What is being asked ▸
Retype the records word for word. Skip every image.

Extracted material ▸
______________________________

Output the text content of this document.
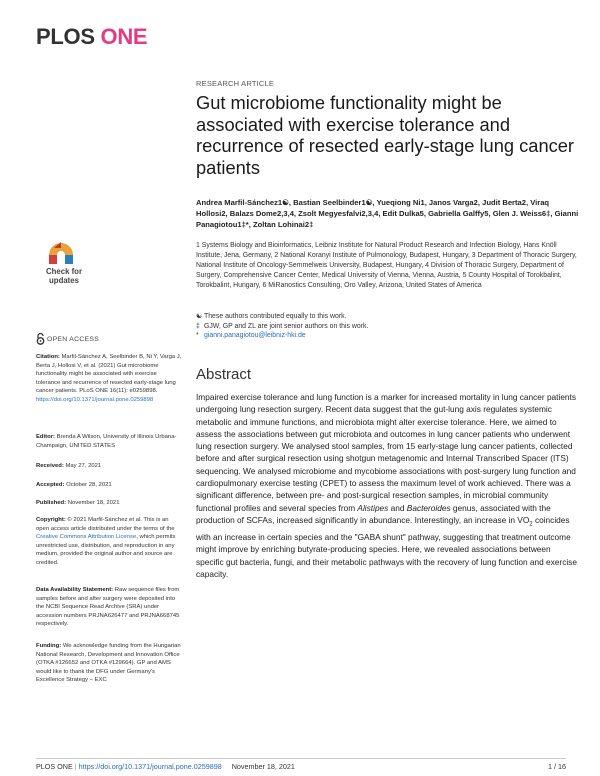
PLOS ONE
RESEARCH ARTICLE
Gut microbiome functionality might be associated with exercise tolerance and recurrence of resected early-stage lung cancer patients
Andrea Marfil-Sánchez1☯, Bastian Seelbinder1☯, Yueqiong Ni1, Janos Varga2, Judit Berta2, Viraq Hollosi2, Balazs Dome2,3,4, Zsolt Megyesfalvi2,3,4, Edit Dulka5, Gabriella Galffy5, Glen J. Weiss6‡, Gianni Panagiotou1‡*, Zoltan Lohinai2‡
1 Systems Biology and Bioinformatics, Leibniz Institute for Natural Product Research and Infection Biology, Hans Knöll Institute, Jena, Germany, 2 National Koranyi Institute of Pulmonology, Budapest, Hungary, 3 Department of Thoracic Surgery, National Institute of Oncology-Semmelweis University, Budapest, Hungary, 4 Division of Thoracic Surgery, Department of Surgery, Comprehensive Cancer Center, Medical University of Vienna, Vienna, Austria, 5 County Hospital of Torokbalint, Torokbalint, Hungary, 6 MiRanostics Consulting, Oro Valley, Arizona, United States of America
☯ These authors contributed equally to this work.
‡ GJW, GP and ZL are joint senior authors on this work.
* gianni.panagiotou@leibniz-hki.de
Abstract
Impaired exercise tolerance and lung function is a marker for increased mortality in lung cancer patients undergoing lung resection surgery. Recent data suggest that the gut-lung axis regulates systemic metabolic and immune functions, and microbiota might alter exercise tolerance. Here, we aimed to assess the associations between gut microbiota and outcomes in lung cancer patients who underwent lung resection surgery. We analysed stool samples, from 15 early-stage lung cancer patients, collected before and after surgical resection using shotgun metagenomic and Internal Transcribed Spacer (ITS) sequencing. We analysed microbiome and mycobiome associations with post-surgery lung function and cardiopulmonary exercise testing (CPET) to assess the maximum level of work achieved. There was a significant difference, between pre- and post-surgical resection samples, in microbial community functional profiles and several species from Alistipes and Bacteroides genus, associated with the production of SCFAs, increased significantly in abundance. Interestingly, an increase in $VO_2$ coincides with an increase in certain species and the "GABA shunt" pathway, suggesting that treatment outcome might improve by enriching butyrate-producing species. Here, we revealed associations between specific gut bacteria, fungi, and their metabolic pathways with the recovery of lung function and exercise capacity.
Check for updates
OPEN ACCESS
Citation: Marfil-Sánchez A, Seelbinder B, Ni Y, Varga J, Berta J, Hollosi V, et al. (2021) Gut microbiome functionality might be associated with exercise tolerance and recurrence of resected early-stage lung cancer patients. PLoS ONE 16(11): e0259898. https://doi.org/10.1371/journal.pone.0259898
Editor: Brenda A Wilson, University of Illinois Urbana-Champaign, UNITED STATES
Received: May 27, 2021
Accepted: October 28, 2021
Published: November 18, 2021
Copyright: © 2021 Marfil-Sánchez et al. This is an open access article distributed under the terms of the Creative Commons Attribution License, which permits unrestricted use, distribution, and reproduction in any medium, provided the original author and source are credited.
Data Availability Statement: Raw sequence files from samples before and after surgery were deposited into the NCBI Sequence Read Archive (SRA) under accession numbers PRJNA626477 and PRJNA668745 respectively.
Funding: We acknowledge funding from the Hungarian National Research, Development and Innovation Office (OTKA #126652 and OTKA #129664). GP and AMS would like to thank the DFG under Germany's Excellence Strategy – EXC
PLOS ONE | https://doi.org/10.1371/journal.pone.0259898 November 18, 2021	1 / 16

______________________________

Task solution ▸
Output the text content of this document.
PLOS ONE
RESEARCH ARTICLE
Gut microbiome functionality might be associated with exercise tolerance and recurrence of resected early-stage lung cancer patients
Andrea Marfil-Sánchez1☯, Bastian Seelbinder1☯, Yueqiong Ni1, Janos Varga2, Judit Berta2, Viraq Hollosi2, Balazs Dome2,3,4, Zsolt Megyesfalvi2,3,4, Edit Dulka5, Gabriella Galffy5, Glen J. Weiss6‡, Gianni Panagiotou1‡*, Zoltan Lohinai2‡
1 Systems Biology and Bioinformatics, Leibniz Institute for Natural Product Research and Infection Biology, Hans Knöll Institute, Jena, Germany, 2 National Koranyi Institute of Pulmonology, Budapest, Hungary, 3 Department of Thoracic Surgery, National Institute of Oncology-Semmelweis University, Budapest, Hungary, 4 Division of Thoracic Surgery, Department of Surgery, Comprehensive Cancer Center, Medical University of Vienna, Vienna, Austria, 5 County Hospital of Torokbalint, Torokbalint, Hungary, 6 MiRanostics Consulting, Oro Valley, Arizona, United States of America
☯ These authors contributed equally to this work.
‡ GJW, GP and ZL are joint senior authors on this work.
* gianni.panagiotou@leibniz-hki.de
Abstract
Impaired exercise tolerance and lung function is a marker for increased mortality in lung cancer patients undergoing lung resection surgery. Recent data suggest that the gut-lung axis regulates systemic metabolic and immune functions, and microbiota might alter exercise tolerance. Here, we aimed to assess the associations between gut microbiota and outcomes in lung cancer patients who underwent lung resection surgery. We analysed stool samples, from 15 early-stage lung cancer patients, collected before and after surgical resection using shotgun metagenomic and Internal Transcribed Spacer (ITS) sequencing. We analysed microbiome and mycobiome associations with post-surgery lung function and cardiopulmonary exercise testing (CPET) to assess the maximum level of work achieved. There was a significant difference, between pre- and post-surgical resection samples, in microbial community functional profiles and several species from Alistipes and Bacteroides genus, associated with the production of SCFAs, increased significantly in abundance. Interestingly, an increase in $VO_2$ coincides with an increase in certain species and the "GABA shunt" pathway, suggesting that treatment outcome might improve by enriching butyrate-producing species. Here, we revealed associations between specific gut bacteria, fungi, and their metabolic pathways with the recovery of lung function and exercise capacity.
Check for updates
OPEN ACCESS
Citation: Marfil-Sánchez A, Seelbinder B, Ni Y, Varga J, Berta J, Hollosi V, et al. (2021) Gut microbiome functionality might be associated with exercise tolerance and recurrence of resected early-stage lung cancer patients. PLoS ONE 16(11): e0259898. https://doi.org/10.1371/journal.pone.0259898
Editor: Brenda A Wilson, University of Illinois Urbana-Champaign, UNITED STATES
Received: May 27, 2021
Accepted: October 28, 2021
Published: November 18, 2021
Copyright: © 2021 Marfil-Sánchez et al. This is an open access article distributed under the terms of the Creative Commons Attribution License, which permits unrestricted use, distribution, and reproduction in any medium, provided the original author and source are credited.
Data Availability Statement: Raw sequence files from samples before and after surgery were deposited into the NCBI Sequence Read Archive (SRA) under accession numbers PRJNA626477 and PRJNA668745 respectively.
Funding: We acknowledge funding from the Hungarian National Research, Development and Innovation Office (OTKA #126652 and OTKA #129664). GP and AMS would like to thank the DFG under Germany's Excellence Strategy – EXC
PLOS ONE | https://doi.org/10.1371/journal.pone.0259898 November 18, 2021	1 / 16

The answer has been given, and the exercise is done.